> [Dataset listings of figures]
= = = =
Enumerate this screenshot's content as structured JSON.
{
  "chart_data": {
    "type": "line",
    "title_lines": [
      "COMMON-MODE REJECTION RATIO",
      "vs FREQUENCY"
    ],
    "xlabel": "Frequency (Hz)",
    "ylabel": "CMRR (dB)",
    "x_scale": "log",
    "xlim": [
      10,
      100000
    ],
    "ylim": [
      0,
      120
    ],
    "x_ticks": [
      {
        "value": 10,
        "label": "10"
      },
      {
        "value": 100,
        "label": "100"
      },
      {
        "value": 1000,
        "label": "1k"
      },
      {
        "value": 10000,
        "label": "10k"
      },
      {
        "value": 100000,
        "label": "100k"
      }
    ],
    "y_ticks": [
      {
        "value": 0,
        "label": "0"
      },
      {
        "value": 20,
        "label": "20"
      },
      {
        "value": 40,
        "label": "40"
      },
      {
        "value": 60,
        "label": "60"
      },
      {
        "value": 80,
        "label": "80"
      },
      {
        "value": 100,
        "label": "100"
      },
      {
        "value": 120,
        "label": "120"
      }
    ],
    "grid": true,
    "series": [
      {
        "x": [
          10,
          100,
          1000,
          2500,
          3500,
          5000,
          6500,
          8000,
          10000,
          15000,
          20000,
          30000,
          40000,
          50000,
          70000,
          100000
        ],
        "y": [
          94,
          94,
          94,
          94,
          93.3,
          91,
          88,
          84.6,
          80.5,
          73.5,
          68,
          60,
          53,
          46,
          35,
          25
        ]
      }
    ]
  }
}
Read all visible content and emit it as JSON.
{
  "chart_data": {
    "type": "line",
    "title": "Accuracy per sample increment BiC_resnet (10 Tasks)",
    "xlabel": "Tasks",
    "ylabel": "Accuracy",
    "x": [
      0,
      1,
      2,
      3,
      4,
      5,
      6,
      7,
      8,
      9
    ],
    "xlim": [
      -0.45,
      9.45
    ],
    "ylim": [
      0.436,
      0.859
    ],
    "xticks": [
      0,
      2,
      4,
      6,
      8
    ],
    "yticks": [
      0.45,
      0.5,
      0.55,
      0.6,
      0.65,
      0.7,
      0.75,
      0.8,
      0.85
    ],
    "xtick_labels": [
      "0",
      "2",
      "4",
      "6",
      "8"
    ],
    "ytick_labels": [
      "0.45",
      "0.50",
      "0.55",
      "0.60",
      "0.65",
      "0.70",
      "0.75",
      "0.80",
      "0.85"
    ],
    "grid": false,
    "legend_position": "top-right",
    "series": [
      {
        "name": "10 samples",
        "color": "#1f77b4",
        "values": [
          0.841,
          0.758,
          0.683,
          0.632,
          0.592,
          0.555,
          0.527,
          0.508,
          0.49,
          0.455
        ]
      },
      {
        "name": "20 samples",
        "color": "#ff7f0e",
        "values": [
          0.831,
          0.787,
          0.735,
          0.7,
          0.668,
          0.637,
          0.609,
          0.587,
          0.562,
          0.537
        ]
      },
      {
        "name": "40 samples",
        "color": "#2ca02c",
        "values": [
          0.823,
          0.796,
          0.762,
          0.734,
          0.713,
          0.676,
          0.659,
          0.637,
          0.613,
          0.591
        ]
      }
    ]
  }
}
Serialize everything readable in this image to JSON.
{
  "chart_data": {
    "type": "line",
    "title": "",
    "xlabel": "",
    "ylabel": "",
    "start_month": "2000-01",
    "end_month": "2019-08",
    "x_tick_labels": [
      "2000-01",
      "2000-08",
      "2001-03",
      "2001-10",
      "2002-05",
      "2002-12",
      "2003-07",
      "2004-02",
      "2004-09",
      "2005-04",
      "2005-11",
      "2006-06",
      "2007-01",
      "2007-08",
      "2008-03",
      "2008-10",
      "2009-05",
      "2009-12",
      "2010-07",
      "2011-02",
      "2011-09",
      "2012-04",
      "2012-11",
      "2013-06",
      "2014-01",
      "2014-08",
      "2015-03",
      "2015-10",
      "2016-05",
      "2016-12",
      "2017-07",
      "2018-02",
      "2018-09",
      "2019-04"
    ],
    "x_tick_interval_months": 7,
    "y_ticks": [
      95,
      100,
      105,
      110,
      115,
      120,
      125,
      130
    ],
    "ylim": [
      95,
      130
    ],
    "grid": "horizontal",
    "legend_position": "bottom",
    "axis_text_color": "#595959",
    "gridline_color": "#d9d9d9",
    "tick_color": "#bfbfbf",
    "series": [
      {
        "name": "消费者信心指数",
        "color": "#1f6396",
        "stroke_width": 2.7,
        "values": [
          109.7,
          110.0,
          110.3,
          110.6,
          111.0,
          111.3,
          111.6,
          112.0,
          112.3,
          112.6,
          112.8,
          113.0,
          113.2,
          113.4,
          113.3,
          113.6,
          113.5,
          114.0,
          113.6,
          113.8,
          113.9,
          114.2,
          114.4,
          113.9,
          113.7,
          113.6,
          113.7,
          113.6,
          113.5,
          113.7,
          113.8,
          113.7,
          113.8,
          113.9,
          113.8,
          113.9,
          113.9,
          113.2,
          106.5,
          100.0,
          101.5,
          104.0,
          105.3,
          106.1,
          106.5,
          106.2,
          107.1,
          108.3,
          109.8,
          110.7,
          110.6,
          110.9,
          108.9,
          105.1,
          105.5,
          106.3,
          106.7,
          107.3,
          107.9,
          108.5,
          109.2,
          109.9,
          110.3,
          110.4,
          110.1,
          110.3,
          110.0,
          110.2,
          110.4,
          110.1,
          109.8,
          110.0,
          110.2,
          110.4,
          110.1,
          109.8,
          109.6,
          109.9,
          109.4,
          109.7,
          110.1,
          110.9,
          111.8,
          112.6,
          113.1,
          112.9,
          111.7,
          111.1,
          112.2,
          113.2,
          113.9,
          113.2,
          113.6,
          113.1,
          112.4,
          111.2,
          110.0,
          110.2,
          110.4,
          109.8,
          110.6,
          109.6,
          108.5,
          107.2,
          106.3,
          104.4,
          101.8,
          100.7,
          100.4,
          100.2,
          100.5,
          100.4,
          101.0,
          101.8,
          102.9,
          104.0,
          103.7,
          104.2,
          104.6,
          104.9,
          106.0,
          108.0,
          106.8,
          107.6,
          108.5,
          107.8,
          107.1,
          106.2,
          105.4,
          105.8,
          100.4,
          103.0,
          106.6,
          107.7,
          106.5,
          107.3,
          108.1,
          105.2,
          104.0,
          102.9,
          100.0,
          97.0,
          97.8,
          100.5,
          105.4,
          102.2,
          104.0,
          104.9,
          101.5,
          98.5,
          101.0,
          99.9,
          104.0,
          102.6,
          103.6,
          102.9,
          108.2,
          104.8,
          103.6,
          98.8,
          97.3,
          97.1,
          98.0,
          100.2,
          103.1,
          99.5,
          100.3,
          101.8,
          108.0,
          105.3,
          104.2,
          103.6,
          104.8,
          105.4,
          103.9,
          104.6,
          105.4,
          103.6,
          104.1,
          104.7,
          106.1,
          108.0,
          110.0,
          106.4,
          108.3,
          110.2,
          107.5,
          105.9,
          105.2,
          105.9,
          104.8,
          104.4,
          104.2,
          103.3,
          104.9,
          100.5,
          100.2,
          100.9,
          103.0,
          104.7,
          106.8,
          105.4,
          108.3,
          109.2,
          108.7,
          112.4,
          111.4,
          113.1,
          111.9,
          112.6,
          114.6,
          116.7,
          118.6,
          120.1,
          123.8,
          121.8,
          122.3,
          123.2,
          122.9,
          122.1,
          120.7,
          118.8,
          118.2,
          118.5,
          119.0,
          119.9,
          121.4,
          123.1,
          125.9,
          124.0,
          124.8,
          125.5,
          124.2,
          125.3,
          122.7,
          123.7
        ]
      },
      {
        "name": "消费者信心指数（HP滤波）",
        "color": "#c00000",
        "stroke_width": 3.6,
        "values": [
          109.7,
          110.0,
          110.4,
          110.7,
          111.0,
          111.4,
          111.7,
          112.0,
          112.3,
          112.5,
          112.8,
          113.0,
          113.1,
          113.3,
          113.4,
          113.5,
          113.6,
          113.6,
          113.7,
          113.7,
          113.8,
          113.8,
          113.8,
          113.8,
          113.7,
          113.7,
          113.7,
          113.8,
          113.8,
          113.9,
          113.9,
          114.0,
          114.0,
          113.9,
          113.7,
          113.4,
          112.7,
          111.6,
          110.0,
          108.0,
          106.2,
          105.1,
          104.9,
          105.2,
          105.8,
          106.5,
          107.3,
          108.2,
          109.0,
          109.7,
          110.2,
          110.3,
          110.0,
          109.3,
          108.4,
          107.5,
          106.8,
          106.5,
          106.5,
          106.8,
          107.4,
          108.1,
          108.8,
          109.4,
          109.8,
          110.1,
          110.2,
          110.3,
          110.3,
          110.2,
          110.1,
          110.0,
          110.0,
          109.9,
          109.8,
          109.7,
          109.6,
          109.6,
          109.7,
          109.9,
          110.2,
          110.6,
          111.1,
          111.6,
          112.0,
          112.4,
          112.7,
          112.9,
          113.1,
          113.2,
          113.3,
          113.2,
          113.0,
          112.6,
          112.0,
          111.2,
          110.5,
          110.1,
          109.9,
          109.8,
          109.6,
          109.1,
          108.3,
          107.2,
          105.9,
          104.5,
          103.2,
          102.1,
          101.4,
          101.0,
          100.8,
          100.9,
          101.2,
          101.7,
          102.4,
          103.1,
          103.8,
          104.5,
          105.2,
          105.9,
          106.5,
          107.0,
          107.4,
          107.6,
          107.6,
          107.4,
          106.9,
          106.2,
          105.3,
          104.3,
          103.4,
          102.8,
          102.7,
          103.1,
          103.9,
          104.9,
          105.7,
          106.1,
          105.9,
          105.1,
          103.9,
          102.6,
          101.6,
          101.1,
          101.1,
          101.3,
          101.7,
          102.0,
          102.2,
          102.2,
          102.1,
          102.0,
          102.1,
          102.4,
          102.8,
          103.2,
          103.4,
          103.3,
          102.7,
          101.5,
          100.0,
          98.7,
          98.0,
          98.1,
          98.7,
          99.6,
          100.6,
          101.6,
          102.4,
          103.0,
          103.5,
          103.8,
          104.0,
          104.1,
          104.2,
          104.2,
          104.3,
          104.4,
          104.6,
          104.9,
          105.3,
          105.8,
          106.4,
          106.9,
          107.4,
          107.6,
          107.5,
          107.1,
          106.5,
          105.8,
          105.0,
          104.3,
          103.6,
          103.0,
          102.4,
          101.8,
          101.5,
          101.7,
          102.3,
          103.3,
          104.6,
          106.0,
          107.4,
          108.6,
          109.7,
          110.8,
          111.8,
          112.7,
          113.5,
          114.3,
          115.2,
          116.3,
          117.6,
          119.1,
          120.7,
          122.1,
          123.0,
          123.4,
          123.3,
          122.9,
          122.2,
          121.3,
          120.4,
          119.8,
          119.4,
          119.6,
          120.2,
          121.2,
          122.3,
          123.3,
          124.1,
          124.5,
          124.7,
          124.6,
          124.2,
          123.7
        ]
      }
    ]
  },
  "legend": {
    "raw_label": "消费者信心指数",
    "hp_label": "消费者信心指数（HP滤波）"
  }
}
= = = =
> [WRITTEN REQUEST]
Where a line holds the string "Accuracy", copy that line.

> [CORRECT RESPONSE]
    "title": "Accuracy per sample increment BiC_resnet (10 Tasks)",
    "ylabel": "Accuracy",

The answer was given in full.